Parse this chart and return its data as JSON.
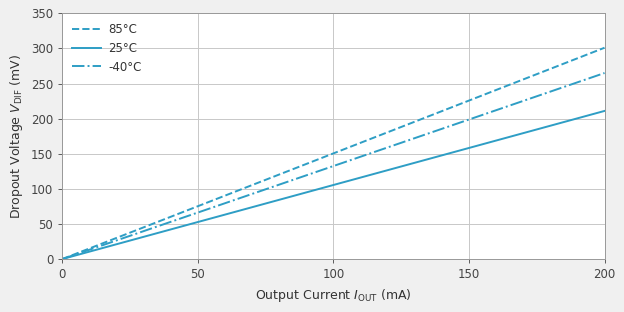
{
  "xlabel": "Output Current $I_{\\mathrm{OUT}}$ (mA)",
  "ylabel": "Dropout Voltage $V_{\\mathrm{DIF}}$ (mV)",
  "xlim": [
    0,
    200
  ],
  "ylim": [
    0,
    350
  ],
  "xticks": [
    0,
    50,
    100,
    150,
    200
  ],
  "yticks": [
    0,
    50,
    100,
    150,
    200,
    250,
    300,
    350
  ],
  "line_color": "#2e9ec5",
  "outer_bg": "#f0f0f0",
  "plot_bg": "#ffffff",
  "grid_color": "#c8c8c8",
  "series": [
    {
      "label": "85°C",
      "slope": 1.505,
      "linestyle": "--",
      "linewidth": 1.4
    },
    {
      "label": "25°C",
      "slope": 1.055,
      "linestyle": "-",
      "linewidth": 1.4
    },
    {
      "label": "-40°C",
      "slope": 1.325,
      "linestyle": "-.",
      "linewidth": 1.4
    }
  ],
  "legend_fontsize": 8.5,
  "tick_fontsize": 8.5,
  "label_fontsize": 9.0
}
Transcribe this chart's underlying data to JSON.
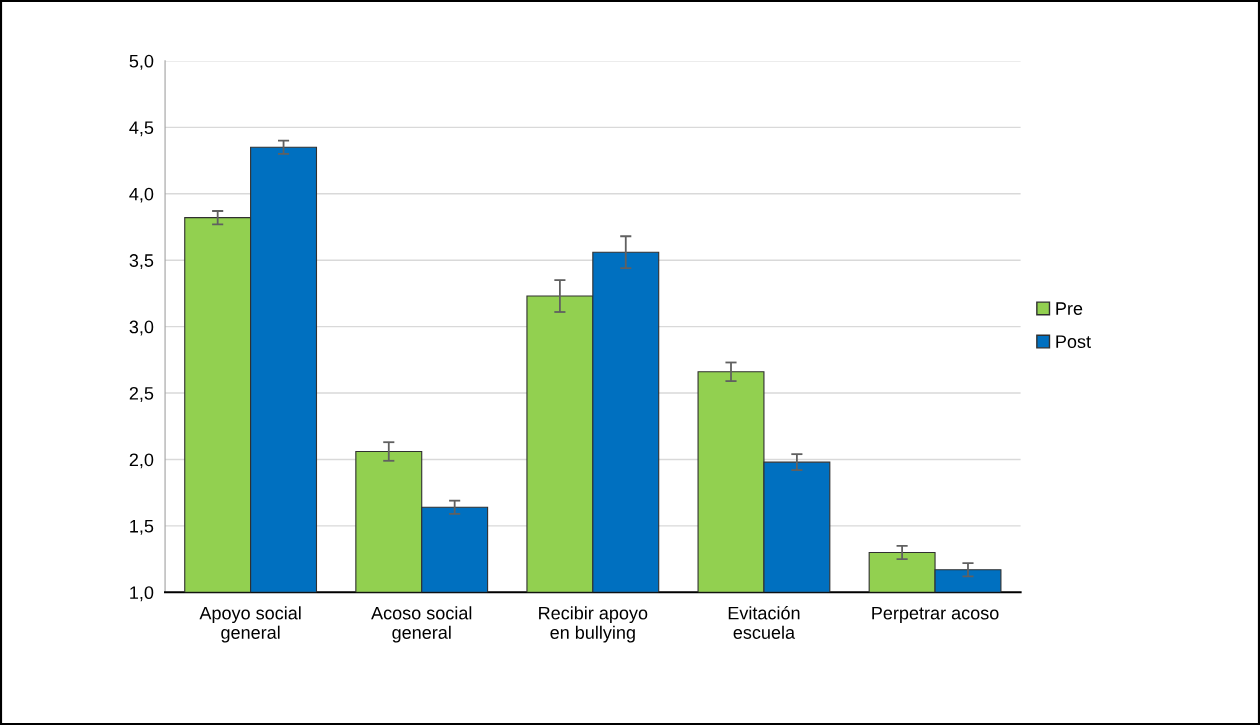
{
  "chart_data": {
    "type": "bar",
    "categories": [
      "Apoyo social\ngeneral",
      "Acoso social\ngeneral",
      "Recibir apoyo\nen bullying",
      "Evitación\nescuela",
      "Perpetrar acoso"
    ],
    "series": [
      {
        "name": "Pre",
        "color": "#92d050",
        "values": [
          3.82,
          2.06,
          3.23,
          2.66,
          1.3
        ],
        "errors": [
          0.05,
          0.07,
          0.12,
          0.07,
          0.05
        ]
      },
      {
        "name": "Post",
        "color": "#0070c0",
        "values": [
          4.35,
          1.64,
          3.56,
          1.98,
          1.17
        ],
        "errors": [
          0.05,
          0.05,
          0.12,
          0.06,
          0.05
        ]
      }
    ],
    "ylim": [
      1.0,
      5.0
    ],
    "yticks": [
      {
        "value": 1.0,
        "label": "1,0"
      },
      {
        "value": 1.5,
        "label": "1,5"
      },
      {
        "value": 2.0,
        "label": "2,0"
      },
      {
        "value": 2.5,
        "label": "2,5"
      },
      {
        "value": 3.0,
        "label": "3,0"
      },
      {
        "value": 3.5,
        "label": "3,5"
      },
      {
        "value": 4.0,
        "label": "4,0"
      },
      {
        "value": 4.5,
        "label": "4,5"
      },
      {
        "value": 5.0,
        "label": "5,0"
      }
    ],
    "grid": "y",
    "legend": "right"
  }
}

────────────────────

**Work instructions**
None of the pictures should appear; repeat the records exactly otherwise.

**Result of this task**
Parse this chart and return its data as JSON.
{
  "xlabel": "Output Current $I_{\\mathrm{OUT}}$ (mA)",
  "ylabel": "Dropout Voltage $V_{\\mathrm{DIF}}$ (mV)",
  "xlim": [
    0,
    200
  ],
  "ylim": [
    0,
    350
  ],
  "xticks": [
    0,
    50,
    100,
    150,
    200
  ],
  "yticks": [
    0,
    50,
    100,
    150,
    200,
    250,
    300,
    350
  ],
  "line_color": "#2e9ec5",
  "outer_bg": "#f0f0f0",
  "plot_bg": "#ffffff",
  "grid_color": "#c8c8c8",
  "series": [
    {
      "label": "85°C",
      "slope": 1.505,
      "linestyle": "--",
      "linewidth": 1.4
    },
    {
      "label": "25°C",
      "slope": 1.055,
      "linestyle": "-",
      "linewidth": 1.4
    },
    {
      "label": "-40°C",
      "slope": 1.325,
      "linestyle": "-.",
      "linewidth": 1.4
    }
  ],
  "legend_fontsize": 8.5,
  "tick_fontsize": 8.5,
  "label_fontsize": 9.0
}
Transcribe this chart's underlying data to JSON.
{
  "chart_data": {
    "type": "bar",
    "categories": [
      "Apoyo social\ngeneral",
      "Acoso social\ngeneral",
      "Recibir apoyo\nen bullying",
      "Evitación\nescuela",
      "Perpetrar acoso"
    ],
    "series": [
      {
        "name": "Pre",
        "color": "#92d050",
        "values": [
          3.82,
          2.06,
          3.23,
          2.66,
          1.3
        ],
        "errors": [
          0.05,
          0.07,
          0.12,
          0.07,
          0.05
        ]
      },
      {
        "name": "Post",
        "color": "#0070c0",
        "values": [
          4.35,
          1.64,
          3.56,
          1.98,
          1.17
        ],
        "errors": [
          0.05,
          0.05,
          0.12,
          0.06,
          0.05
        ]
      }
    ],
    "ylim": [
      1.0,
      5.0
    ],
    "yticks": [
      {
        "value": 1.0,
        "label": "1,0"
      },
      {
        "value": 1.5,
        "label": "1,5"
      },
      {
        "value": 2.0,
        "label": "2,0"
      },
      {
        "value": 2.5,
        "label": "2,5"
      },
      {
        "value": 3.0,
        "label": "3,0"
      },
      {
        "value": 3.5,
        "label": "3,5"
      },
      {
        "value": 4.0,
        "label": "4,0"
      },
      {
        "value": 4.5,
        "label": "4,5"
      },
      {
        "value": 5.0,
        "label": "5,0"
      }
    ],
    "grid": "y",
    "legend": "right"
  }
}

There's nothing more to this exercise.